**What to do:**
1/ Answer these questions using the bookstore blog excerpt, labeling each answer (a), (b) or (c):
(a) What are the values of the three gift certificates in the 29 Questions drawing?
(b) How much will all used books be discounted on August 15th?
(c) What book did the bookclub choose as its next selection?
2/ Quote a passage from the bookstore blog excerpt word for word. Begin at the words "Dos Oestes pics" and stop after "and pricing .".
3/ Summarize the bookstore blog excerpt in two sentences.

**Provided passage:**
=== Section Start ===

Tuesday, August 11, 2009

Planning our anniversary celebration this year has been a strange and delicate process indeed. Between the state of the economy, our intention to move from this location, and Sam's death, putting on an outrageous party, as we have in previous years, seemed a bit - well, unseemly. However, 80 years of bookselling is a notable feat and worthy of commemoration.

So there will be no grand party this year. But there will be festivities. On Saturday, August 15th, we will be celebrating all day long. There will be treats in store throughout the day. There will be balloons. There will be a fun contest, and there will be a sale.

Play 29 Questions with us - we added nine questions since the store was founded in 1929 - and you'll be entered into a drawing with a chance to win one of three gift certificates worth $80, $48, or $29. Our game of 29 Questions doesn't involve standing around and asking the staff whether Ernest Hemmingway was animal, vegetable or mineral. Instead, you'll be answering printed questions on a sheet of paper utilizing your knowledge of books, the store, and our cast of characters. Additionally, you'll probably be exploring the store to find those answers. Think of it as an intellectual treasure hunt, perhaps an archeological one too.

And of course it wouldn't be an anniversary celebration without that sale. We'll be selling all used books for 29% off on August 15th. Most Rare books will also be discounted 29 percent. Selected new books will also be discounted 29%, most notably, picks from our Staff Recommendation shelves. On those shelves lie the books that our knowledgeable and quirky booksellers treasure. They're the titles that have entertained us, enriched us, even changed our lives. Perhaps one of them will change your life, too.

Finally, the videos from our Moving History Project ( will launch on Youtube on August 15. There are some fine memories from excellent customers and friends. Be sure to check it out.

So come in and say hello. Explore the store and eat some cake. Talk to the staffers you know and love; meet the ones you don't. An 80-year anniversary only comes around once.

Dos Oestes pics are up

Dos Oestes "Two Wests," works by Brittany Ann Edmiston and Ben Kilbourne. This has proved to be one of my favorite shows yet. Thanks to the artists for their amazing work. Check out our flickr page, but come down to the bookstore to really see them. Excepting one of Kilbourne's pieces that is NFS, and two of his that sold at opening, all works are for sale at reasonable prices. Contact us for availability and pricing .

Thursday, August 6, 2009


We met on Tuesday, the 28th of July to chat about Jess Walter's Citizen Vince. Jess Walter agreed to call in the bookstore and answer any questions we may have had. He was very nice and generous with his time. His spoke like one of his characters might: clipped, succinct, also meandering (providing conversational fodder later for our bookgroup).

The format for this kind of thing errs on the informal side, we all write down questions and I draw them out of a hat or bag. When a question is drawn the asker asks the author. This goes on for several questions (between 3 and 5) and usually last 15 – 20 minutes. Walter's early writing career was grounded in journalism, and he told us how this cemented in him the need for the exact word; leaving no words to waste. Fortunately for us, he elaborated with his answers, and painted a vivid picture for the group on his process. He talked about why he chose to write a book in the eighties and what this generation may be able to gleam from the Reagan/Carter race. We also asked him about some themes represented in Citizen Vince, like starting over, or being a good bad guy, or a bad good guy. He answered all of our questions fairly, and was a very funny guy.

He also gave us a thumbs up on the next selection for bookclub: Gun, with Occasional Music, by Jonathan Lethem. Meet here, at Sam Weller's lower level August 25th, at 6:30 PM.

=== Section End ===

**Source material:**
=== Section Start ===

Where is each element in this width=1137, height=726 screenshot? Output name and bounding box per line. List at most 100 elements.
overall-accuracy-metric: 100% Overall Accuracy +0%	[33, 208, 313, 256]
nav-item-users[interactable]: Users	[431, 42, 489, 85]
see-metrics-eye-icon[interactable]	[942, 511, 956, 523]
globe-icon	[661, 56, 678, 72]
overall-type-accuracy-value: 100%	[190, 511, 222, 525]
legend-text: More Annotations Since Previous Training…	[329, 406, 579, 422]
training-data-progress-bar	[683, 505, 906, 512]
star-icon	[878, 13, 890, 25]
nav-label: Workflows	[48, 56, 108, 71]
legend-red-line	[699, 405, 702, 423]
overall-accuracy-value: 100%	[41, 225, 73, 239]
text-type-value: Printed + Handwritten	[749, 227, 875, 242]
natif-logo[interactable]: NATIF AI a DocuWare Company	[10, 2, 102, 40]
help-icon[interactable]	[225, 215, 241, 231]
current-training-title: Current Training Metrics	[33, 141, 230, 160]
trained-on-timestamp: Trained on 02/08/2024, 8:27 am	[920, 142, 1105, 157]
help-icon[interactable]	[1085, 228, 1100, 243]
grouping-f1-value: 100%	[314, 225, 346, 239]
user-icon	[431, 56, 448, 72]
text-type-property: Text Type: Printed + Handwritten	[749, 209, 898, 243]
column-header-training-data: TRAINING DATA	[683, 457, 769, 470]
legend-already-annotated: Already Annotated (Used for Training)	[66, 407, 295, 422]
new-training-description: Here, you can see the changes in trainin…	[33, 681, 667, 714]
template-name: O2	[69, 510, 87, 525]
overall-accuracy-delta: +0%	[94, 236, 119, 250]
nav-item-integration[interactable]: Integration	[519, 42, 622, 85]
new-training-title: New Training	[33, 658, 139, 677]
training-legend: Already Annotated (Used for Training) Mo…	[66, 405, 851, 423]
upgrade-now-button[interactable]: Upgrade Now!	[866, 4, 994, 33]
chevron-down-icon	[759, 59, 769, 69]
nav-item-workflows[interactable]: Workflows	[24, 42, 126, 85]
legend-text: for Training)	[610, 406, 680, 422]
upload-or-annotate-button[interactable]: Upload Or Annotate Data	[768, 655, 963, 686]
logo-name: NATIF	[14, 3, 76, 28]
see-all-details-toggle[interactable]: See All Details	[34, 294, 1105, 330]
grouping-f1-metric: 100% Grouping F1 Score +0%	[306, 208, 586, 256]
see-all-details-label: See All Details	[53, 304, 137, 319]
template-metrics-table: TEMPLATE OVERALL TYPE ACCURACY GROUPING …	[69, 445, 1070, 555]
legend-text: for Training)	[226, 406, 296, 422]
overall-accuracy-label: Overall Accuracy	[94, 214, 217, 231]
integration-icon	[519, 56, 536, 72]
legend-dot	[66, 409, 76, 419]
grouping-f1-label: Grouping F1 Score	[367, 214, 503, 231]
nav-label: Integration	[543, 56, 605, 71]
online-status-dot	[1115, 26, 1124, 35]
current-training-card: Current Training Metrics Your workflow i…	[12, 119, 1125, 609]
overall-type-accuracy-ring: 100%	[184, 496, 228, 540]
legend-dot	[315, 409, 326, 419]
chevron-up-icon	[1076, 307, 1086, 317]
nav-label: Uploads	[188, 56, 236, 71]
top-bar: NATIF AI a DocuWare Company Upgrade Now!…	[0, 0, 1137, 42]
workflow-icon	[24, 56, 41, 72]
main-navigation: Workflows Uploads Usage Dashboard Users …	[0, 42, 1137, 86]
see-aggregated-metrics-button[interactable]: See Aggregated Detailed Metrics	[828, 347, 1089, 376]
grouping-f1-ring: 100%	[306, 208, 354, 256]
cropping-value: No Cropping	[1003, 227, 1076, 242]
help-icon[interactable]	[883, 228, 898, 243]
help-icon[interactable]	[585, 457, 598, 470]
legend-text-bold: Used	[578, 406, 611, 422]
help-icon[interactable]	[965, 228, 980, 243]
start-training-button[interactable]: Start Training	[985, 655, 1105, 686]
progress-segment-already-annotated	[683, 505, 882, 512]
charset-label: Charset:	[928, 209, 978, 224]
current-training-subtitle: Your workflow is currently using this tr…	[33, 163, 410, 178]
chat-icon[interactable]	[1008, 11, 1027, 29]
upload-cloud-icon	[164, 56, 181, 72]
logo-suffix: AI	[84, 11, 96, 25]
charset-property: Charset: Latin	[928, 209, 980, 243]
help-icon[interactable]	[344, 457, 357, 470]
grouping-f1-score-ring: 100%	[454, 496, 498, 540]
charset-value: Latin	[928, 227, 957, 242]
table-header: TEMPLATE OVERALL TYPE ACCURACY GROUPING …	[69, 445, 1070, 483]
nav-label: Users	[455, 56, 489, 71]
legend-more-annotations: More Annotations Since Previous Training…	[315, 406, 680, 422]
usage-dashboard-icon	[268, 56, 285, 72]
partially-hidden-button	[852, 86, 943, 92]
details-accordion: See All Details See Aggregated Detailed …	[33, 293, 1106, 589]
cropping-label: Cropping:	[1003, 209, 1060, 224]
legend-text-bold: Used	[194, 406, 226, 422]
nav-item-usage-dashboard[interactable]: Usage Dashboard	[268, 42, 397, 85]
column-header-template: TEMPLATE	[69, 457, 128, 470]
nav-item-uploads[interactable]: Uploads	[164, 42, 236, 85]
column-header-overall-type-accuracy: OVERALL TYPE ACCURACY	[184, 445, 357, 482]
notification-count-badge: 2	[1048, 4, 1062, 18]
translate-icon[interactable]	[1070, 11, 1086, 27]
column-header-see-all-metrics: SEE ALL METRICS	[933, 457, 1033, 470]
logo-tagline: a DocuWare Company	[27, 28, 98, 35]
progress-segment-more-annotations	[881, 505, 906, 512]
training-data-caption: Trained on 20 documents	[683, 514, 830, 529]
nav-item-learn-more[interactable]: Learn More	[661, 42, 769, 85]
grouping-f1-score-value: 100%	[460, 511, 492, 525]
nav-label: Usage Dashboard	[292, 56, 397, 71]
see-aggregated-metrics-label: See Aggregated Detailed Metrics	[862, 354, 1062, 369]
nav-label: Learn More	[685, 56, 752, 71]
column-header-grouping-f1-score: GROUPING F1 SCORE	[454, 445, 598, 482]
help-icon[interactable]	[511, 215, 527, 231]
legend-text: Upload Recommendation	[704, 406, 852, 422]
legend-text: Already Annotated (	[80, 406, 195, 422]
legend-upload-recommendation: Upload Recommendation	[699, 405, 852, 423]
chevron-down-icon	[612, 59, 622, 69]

=== Section End ===

**Solutions in order:**
1/
(a) $80, $48, and $29
(b) 29% off
(c) Gun, with Occasional Music, by Jonathan Lethem

2/
Dos Oestes pics are up

Dos Oestes "Two Wests," works by Brittany Ann Edmiston and Ben Kilbourne. This has proved to be one of my favorite shows yet. Thanks to the artists for their amazing work. Check out our flickr page, but come down to the bookstore to really see them. Excepting one of Kilbourne's pieces that is NFS, and two of his that sold at opening, all works are for sale at reasonable prices. Contact us for availability and pricing .

3/ The bookstore is skipping a grand party for its 80 years of bookselling and will instead celebrate all day on Saturday, August 15th, with treats, balloons, a 29 Questions contest for gift certificates, and 29% discounts on used books, most rare books, and selected new books. The excerpt also announces that pictures of the Dos Oestes show are up and describes a bookgroup meeting where Jess Walter called in to answer questions about Citizen Vince.